Start at the line containing "Parse this screenshot: output" and transcribe every line exactly through the end of the records below, and only those lines.

====== DATA ROWS

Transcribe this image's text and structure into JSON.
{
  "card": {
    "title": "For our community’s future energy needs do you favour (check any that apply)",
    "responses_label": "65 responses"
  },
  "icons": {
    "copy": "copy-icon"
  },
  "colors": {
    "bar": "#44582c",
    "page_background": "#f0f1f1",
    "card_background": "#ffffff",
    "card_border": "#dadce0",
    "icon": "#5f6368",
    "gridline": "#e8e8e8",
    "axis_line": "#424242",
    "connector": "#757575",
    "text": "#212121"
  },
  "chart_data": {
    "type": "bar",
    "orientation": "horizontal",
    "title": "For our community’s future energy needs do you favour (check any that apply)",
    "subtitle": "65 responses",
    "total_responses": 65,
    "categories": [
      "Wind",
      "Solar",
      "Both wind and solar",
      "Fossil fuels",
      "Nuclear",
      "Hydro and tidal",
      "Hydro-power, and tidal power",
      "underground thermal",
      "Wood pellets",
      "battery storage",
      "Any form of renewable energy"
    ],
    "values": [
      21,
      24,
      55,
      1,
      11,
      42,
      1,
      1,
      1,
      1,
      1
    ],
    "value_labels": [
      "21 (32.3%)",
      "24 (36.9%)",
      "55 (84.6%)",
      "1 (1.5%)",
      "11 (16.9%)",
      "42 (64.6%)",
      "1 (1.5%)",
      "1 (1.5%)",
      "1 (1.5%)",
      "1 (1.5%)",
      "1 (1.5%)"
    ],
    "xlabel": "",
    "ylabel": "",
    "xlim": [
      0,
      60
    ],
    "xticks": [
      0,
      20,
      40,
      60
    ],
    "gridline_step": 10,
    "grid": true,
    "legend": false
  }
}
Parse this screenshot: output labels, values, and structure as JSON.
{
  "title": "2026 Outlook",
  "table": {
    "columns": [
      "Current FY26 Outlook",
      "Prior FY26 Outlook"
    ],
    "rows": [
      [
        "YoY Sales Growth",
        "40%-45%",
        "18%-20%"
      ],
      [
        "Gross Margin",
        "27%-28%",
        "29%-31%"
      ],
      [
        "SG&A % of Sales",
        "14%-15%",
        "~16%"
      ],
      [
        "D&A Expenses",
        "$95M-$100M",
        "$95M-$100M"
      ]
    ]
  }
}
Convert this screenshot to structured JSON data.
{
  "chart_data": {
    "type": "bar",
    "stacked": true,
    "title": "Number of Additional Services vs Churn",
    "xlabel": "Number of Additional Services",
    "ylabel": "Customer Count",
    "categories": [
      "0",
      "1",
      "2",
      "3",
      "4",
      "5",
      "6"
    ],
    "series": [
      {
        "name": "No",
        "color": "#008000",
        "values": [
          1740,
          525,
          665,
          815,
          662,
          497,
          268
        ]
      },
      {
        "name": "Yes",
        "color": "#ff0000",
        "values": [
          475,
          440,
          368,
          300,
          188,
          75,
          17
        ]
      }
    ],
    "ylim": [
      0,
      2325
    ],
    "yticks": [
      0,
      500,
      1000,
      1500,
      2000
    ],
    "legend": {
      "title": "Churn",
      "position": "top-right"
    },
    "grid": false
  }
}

============

- [TASK OUTPUT]:
Parse this screenshot: output labels, values, and structure as JSON.
{
  "title": "2026 Outlook",
  "table": {
    "columns": [
      "Current FY26 Outlook",
      "Prior FY26 Outlook"
    ],
    "rows": [
      [
        "YoY Sales Growth",
        "40%-45%",
        "18%-20%"
      ],
      [
        "Gross Margin",
        "27%-28%",
        "29%-31%"
      ],
      [
        "SG&A % of Sales",
        "14%-15%",
        "~16%"
      ],
      [
        "D&A Expenses",
        "$95M-$100M",
        "$95M-$100M"
      ]
    ]
  }
}
Convert this screenshot to structured JSON data.
{
  "chart_data": {
    "type": "bar",
    "stacked": true,
    "title": "Number of Additional Services vs Churn",
    "xlabel": "Number of Additional Services",
    "ylabel": "Customer Count",
    "categories": [
      "0",
      "1",
      "2",
      "3",
      "4",
      "5",
      "6"
    ],
    "series": [
      {
        "name": "No",
        "color": "#008000",
        "values": [
          1740,
          525,
          665,
          815,
          662,
          497,
          268
        ]
      },
      {
        "name": "Yes",
        "color": "#ff0000",
        "values": [
          475,
          440,
          368,
          300,
          188,
          75,
          17
        ]
      }
    ],
    "ylim": [
      0,
      2325
    ],
    "yticks": [
      0,
      500,
      1000,
      1500,
      2000
    ],
    "legend": {
      "title": "Churn",
      "position": "top-right"
    },
    "grid": false
  }
}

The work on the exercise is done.